Collected data
* start *

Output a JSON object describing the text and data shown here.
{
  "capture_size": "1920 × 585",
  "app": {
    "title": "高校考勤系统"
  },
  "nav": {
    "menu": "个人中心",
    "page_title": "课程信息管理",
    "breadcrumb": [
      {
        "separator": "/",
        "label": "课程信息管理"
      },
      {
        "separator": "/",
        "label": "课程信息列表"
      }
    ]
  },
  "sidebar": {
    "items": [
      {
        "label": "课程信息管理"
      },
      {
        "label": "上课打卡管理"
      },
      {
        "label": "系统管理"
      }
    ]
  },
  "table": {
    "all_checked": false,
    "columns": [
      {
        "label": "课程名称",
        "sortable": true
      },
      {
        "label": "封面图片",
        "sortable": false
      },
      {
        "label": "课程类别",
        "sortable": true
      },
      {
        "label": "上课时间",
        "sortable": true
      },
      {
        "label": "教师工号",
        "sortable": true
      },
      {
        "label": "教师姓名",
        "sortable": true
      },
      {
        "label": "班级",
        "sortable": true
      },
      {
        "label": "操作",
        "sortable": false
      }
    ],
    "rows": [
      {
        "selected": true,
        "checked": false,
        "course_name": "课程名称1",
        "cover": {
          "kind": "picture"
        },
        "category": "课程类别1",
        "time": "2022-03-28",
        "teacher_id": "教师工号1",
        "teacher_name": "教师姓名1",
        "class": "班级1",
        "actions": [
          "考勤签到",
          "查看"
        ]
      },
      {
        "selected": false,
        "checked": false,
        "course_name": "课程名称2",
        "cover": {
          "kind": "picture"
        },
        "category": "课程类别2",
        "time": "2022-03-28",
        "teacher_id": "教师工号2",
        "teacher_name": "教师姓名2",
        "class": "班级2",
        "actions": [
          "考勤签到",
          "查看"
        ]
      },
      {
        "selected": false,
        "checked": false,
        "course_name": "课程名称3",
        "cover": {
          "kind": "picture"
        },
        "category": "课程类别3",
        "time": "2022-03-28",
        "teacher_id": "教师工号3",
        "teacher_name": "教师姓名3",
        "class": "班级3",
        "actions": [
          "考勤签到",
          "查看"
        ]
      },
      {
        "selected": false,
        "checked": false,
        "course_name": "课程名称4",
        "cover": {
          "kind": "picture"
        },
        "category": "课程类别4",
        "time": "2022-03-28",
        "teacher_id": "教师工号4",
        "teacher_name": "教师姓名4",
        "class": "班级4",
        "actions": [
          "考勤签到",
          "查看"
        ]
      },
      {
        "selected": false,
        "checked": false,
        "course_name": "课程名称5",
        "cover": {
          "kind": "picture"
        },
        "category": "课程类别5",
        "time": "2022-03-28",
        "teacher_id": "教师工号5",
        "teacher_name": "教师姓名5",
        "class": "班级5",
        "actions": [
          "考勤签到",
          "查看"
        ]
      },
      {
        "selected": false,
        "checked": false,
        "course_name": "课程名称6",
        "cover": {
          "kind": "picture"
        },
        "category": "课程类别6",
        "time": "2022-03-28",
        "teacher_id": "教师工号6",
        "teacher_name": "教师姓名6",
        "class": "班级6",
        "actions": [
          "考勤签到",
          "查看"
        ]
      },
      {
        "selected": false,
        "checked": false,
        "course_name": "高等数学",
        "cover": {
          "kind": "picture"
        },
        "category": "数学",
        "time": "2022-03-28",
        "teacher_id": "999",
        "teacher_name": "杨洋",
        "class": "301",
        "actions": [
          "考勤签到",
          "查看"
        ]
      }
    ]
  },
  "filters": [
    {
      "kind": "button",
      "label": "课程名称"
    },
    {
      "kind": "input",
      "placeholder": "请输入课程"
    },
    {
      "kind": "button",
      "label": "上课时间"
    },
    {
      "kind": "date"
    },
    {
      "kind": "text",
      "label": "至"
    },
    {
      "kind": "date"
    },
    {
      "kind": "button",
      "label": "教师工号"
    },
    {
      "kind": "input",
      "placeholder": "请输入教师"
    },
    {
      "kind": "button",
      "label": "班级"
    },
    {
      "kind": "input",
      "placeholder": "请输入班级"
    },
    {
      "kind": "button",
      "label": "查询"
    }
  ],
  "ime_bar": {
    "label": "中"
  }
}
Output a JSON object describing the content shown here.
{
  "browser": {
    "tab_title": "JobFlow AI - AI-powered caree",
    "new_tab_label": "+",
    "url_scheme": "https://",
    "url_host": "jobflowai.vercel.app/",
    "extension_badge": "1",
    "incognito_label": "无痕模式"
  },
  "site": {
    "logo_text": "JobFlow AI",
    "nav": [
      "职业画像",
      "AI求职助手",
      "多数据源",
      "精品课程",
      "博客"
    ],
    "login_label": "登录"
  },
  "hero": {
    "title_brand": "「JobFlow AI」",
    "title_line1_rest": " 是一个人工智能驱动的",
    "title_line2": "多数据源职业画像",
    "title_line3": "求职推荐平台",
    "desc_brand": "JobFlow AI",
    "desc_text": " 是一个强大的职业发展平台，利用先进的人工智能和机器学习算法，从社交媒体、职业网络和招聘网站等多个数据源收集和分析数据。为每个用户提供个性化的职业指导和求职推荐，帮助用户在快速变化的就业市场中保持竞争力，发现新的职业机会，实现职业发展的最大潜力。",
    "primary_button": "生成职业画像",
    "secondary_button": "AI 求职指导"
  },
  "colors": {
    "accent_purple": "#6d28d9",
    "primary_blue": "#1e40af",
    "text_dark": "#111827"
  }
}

* end *

**Directions for this task:**
Every record above must be duplicated exactly.

**Worked answer:**
Output a JSON object describing the text and data shown here.
{
  "capture_size": "1920 × 585",
  "app": {
    "title": "高校考勤系统"
  },
  "nav": {
    "menu": "个人中心",
    "page_title": "课程信息管理",
    "breadcrumb": [
      {
        "separator": "/",
        "label": "课程信息管理"
      },
      {
        "separator": "/",
        "label": "课程信息列表"
      }
    ]
  },
  "sidebar": {
    "items": [
      {
        "label": "课程信息管理"
      },
      {
        "label": "上课打卡管理"
      },
      {
        "label": "系统管理"
      }
    ]
  },
  "table": {
    "all_checked": false,
    "columns": [
      {
        "label": "课程名称",
        "sortable": true
      },
      {
        "label": "封面图片",
        "sortable": false
      },
      {
        "label": "课程类别",
        "sortable": true
      },
      {
        "label": "上课时间",
        "sortable": true
      },
      {
        "label": "教师工号",
        "sortable": true
      },
      {
        "label": "教师姓名",
        "sortable": true
      },
      {
        "label": "班级",
        "sortable": true
      },
      {
        "label": "操作",
        "sortable": false
      }
    ],
    "rows": [
      {
        "selected": true,
        "checked": false,
        "course_name": "课程名称1",
        "cover": {
          "kind": "picture"
        },
        "category": "课程类别1",
        "time": "2022-03-28",
        "teacher_id": "教师工号1",
        "teacher_name": "教师姓名1",
        "class": "班级1",
        "actions": [
          "考勤签到",
          "查看"
        ]
      },
      {
        "selected": false,
        "checked": false,
        "course_name": "课程名称2",
        "cover": {
          "kind": "picture"
        },
        "category": "课程类别2",
        "time": "2022-03-28",
        "teacher_id": "教师工号2",
        "teacher_name": "教师姓名2",
        "class": "班级2",
        "actions": [
          "考勤签到",
          "查看"
        ]
      },
      {
        "selected": false,
        "checked": false,
        "course_name": "课程名称3",
        "cover": {
          "kind": "picture"
        },
        "category": "课程类别3",
        "time": "2022-03-28",
        "teacher_id": "教师工号3",
        "teacher_name": "教师姓名3",
        "class": "班级3",
        "actions": [
          "考勤签到",
          "查看"
        ]
      },
      {
        "selected": false,
        "checked": false,
        "course_name": "课程名称4",
        "cover": {
          "kind": "picture"
        },
        "category": "课程类别4",
        "time": "2022-03-28",
        "teacher_id": "教师工号4",
        "teacher_name": "教师姓名4",
        "class": "班级4",
        "actions": [
          "考勤签到",
          "查看"
        ]
      },
      {
        "selected": false,
        "checked": false,
        "course_name": "课程名称5",
        "cover": {
          "kind": "picture"
        },
        "category": "课程类别5",
        "time": "2022-03-28",
        "teacher_id": "教师工号5",
        "teacher_name": "教师姓名5",
        "class": "班级5",
        "actions": [
          "考勤签到",
          "查看"
        ]
      },
      {
        "selected": false,
        "checked": false,
        "course_name": "课程名称6",
        "cover": {
          "kind": "picture"
        },
        "category": "课程类别6",
        "time": "2022-03-28",
        "teacher_id": "教师工号6",
        "teacher_name": "教师姓名6",
        "class": "班级6",
        "actions": [
          "考勤签到",
          "查看"
        ]
      },
      {
        "selected": false,
        "checked": false,
        "course_name": "高等数学",
        "cover": {
          "kind": "picture"
        },
        "category": "数学",
        "time": "2022-03-28",
        "teacher_id": "999",
        "teacher_name": "杨洋",
        "class": "301",
        "actions": [
          "考勤签到",
          "查看"
        ]
      }
    ]
  },
  "filters": [
    {
      "kind": "button",
      "label": "课程名称"
    },
    {
      "kind": "input",
      "placeholder": "请输入课程"
    },
    {
      "kind": "button",
      "label": "上课时间"
    },
    {
      "kind": "date"
    },
    {
      "kind": "text",
      "label": "至"
    },
    {
      "kind": "date"
    },
    {
      "kind": "button",
      "label": "教师工号"
    },
    {
      "kind": "input",
      "placeholder": "请输入教师"
    },
    {
      "kind": "button",
      "label": "班级"
    },
    {
      "kind": "input",
      "placeholder": "请输入班级"
    },
    {
      "kind": "button",
      "label": "查询"
    }
  ],
  "ime_bar": {
    "label": "中"
  }
}
Output a JSON object describing the content shown here.
{
  "browser": {
    "tab_title": "JobFlow AI - AI-powered caree",
    "new_tab_label": "+",
    "url_scheme": "https://",
    "url_host": "jobflowai.vercel.app/",
    "extension_badge": "1",
    "incognito_label": "无痕模式"
  },
  "site": {
    "logo_text": "JobFlow AI",
    "nav": [
      "职业画像",
      "AI求职助手",
      "多数据源",
      "精品课程",
      "博客"
    ],
    "login_label": "登录"
  },
  "hero": {
    "title_brand": "「JobFlow AI」",
    "title_line1_rest": " 是一个人工智能驱动的",
    "title_line2": "多数据源职业画像",
    "title_line3": "求职推荐平台",
    "desc_brand": "JobFlow AI",
    "desc_text": " 是一个强大的职业发展平台，利用先进的人工智能和机器学习算法，从社交媒体、职业网络和招聘网站等多个数据源收集和分析数据。为每个用户提供个性化的职业指导和求职推荐，帮助用户在快速变化的就业市场中保持竞争力，发现新的职业机会，实现职业发展的最大潜力。",
    "primary_button": "生成职业画像",
    "secondary_button": "AI 求职指导"
  },
  "colors": {
    "accent_purple": "#6d28d9",
    "primary_blue": "#1e40af",
    "text_dark": "#111827"
  }
}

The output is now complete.